Problem description => Can you substitute "transducer" for every "sensor" in the data, beginning at the line with "signal-processing-label-line1: Signal processing" and continuing through the line with "leader-pressure-detecting bbox=[251, 375, 310, 449]", and give only those lines back with nothing else altered?
"""
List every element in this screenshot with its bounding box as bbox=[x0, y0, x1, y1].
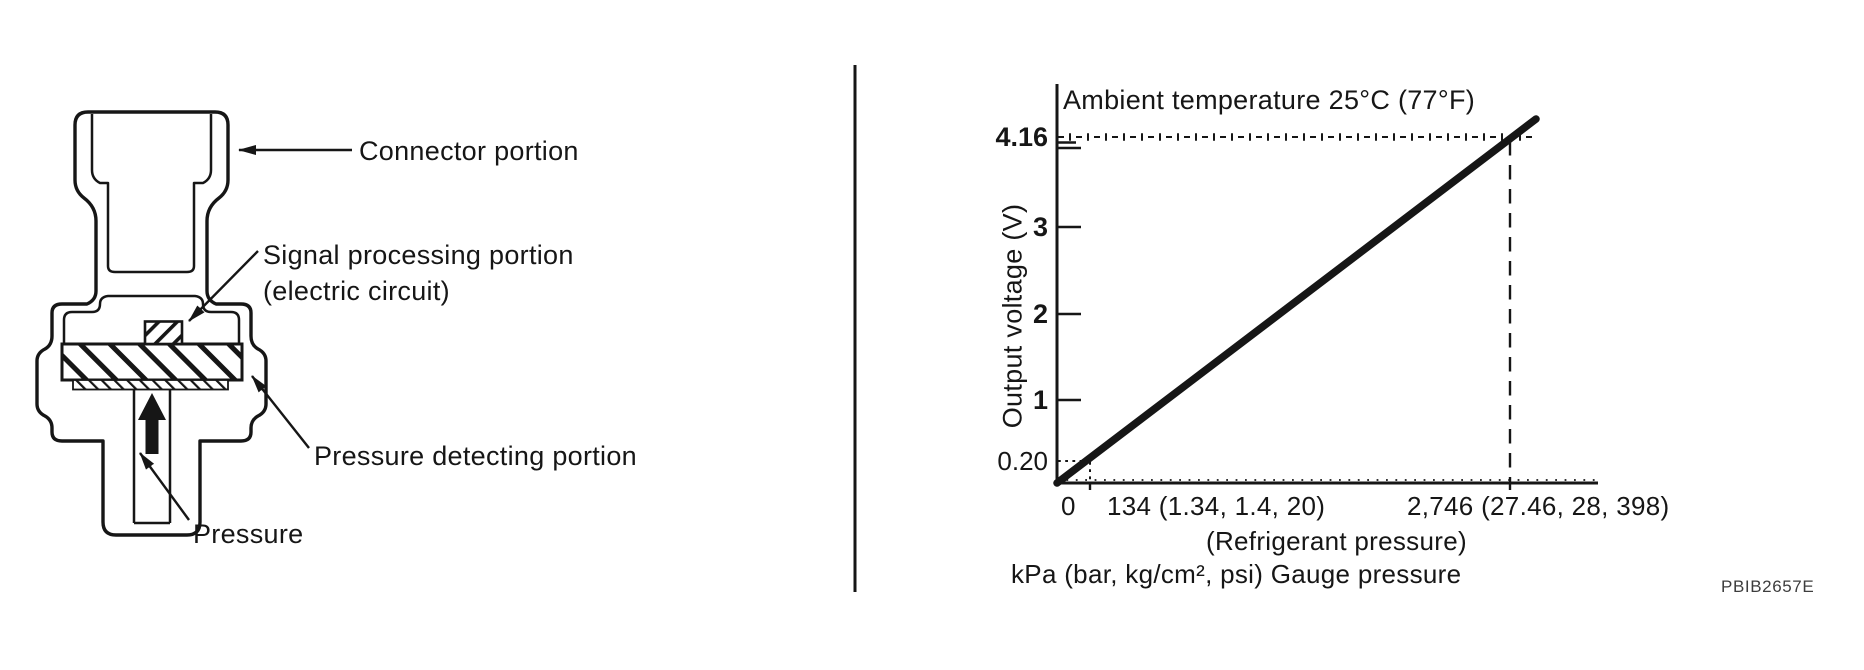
signal-processing-label-line1: Signal processing portion bbox=[263, 240, 574, 270]
pressure-detecting-plate bbox=[60, 342, 244, 382]
figure-code: PBIB2657E bbox=[1721, 577, 1815, 596]
signal-processor-box bbox=[143, 320, 184, 346]
chart-x-axis-units: kPa (bar, kg/cm², psi) Gauge pressure bbox=[1011, 559, 1462, 589]
x-tick-134: 134 (1.34, 1.4, 20) bbox=[1107, 491, 1326, 521]
sensor-body-outline bbox=[35, 110, 268, 537]
sensor-port-channel-walls bbox=[132, 389, 172, 525]
sensor-connector-inner-contour bbox=[90, 114, 213, 274]
leader-pressure-detecting bbox=[251, 375, 310, 449]
y-tick-416: 4.16 bbox=[995, 122, 1048, 152]
chart-x-axis-subtitle: (Refrigerant pressure) bbox=[1206, 526, 1467, 556]
chart-output-voltage-line bbox=[1053, 115, 1540, 487]
y-tick-3: 3 bbox=[1032, 212, 1048, 242]
pressure-up-arrow-icon bbox=[138, 393, 166, 454]
pressure-label: Pressure bbox=[193, 519, 304, 549]
leader-signal-processing bbox=[188, 250, 259, 322]
diaphragm-strip bbox=[72, 379, 229, 391]
leader-pressure bbox=[139, 452, 190, 521]
y-tick-1: 1 bbox=[1032, 385, 1048, 415]
connector-portion-label: Connector portion bbox=[359, 136, 579, 166]
pressure-detecting-label: Pressure detecting portion bbox=[314, 441, 637, 471]
x-tick-0: 0 bbox=[1061, 491, 1076, 521]
x-tick-2746: 2,746 (27.46, 28, 398) bbox=[1407, 491, 1670, 521]
signal-processing-label-line2: (electric circuit) bbox=[263, 276, 450, 306]
y-tick-020: 0.20 bbox=[997, 446, 1048, 476]
sensor-housing-inner-contour bbox=[62, 294, 241, 344]
y-tick-2: 2 bbox=[1032, 299, 1048, 329]
chart-title: Ambient temperature 25°C (77°F) bbox=[1063, 85, 1476, 115]
chart-y-ticks bbox=[1057, 141, 1081, 402]
chart-x-ticks bbox=[1088, 483, 1512, 490]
"""
Correct output =>
signal-processing-label-line1: Signal processing portion bbox=[263, 240, 574, 270]
pressure-detecting-plate bbox=[60, 342, 244, 382]
figure-code: PBIB2657E bbox=[1721, 577, 1815, 596]
signal-processor-box bbox=[143, 320, 184, 346]
chart-x-axis-units: kPa (bar, kg/cm², psi) Gauge pressure bbox=[1011, 559, 1462, 589]
x-tick-134: 134 (1.34, 1.4, 20) bbox=[1107, 491, 1326, 521]
transducer-body-outline bbox=[35, 110, 268, 537]
transducer-port-channel-walls bbox=[132, 389, 172, 525]
transducer-connector-inner-contour bbox=[90, 114, 213, 274]
leader-pressure-detecting bbox=[251, 375, 310, 449]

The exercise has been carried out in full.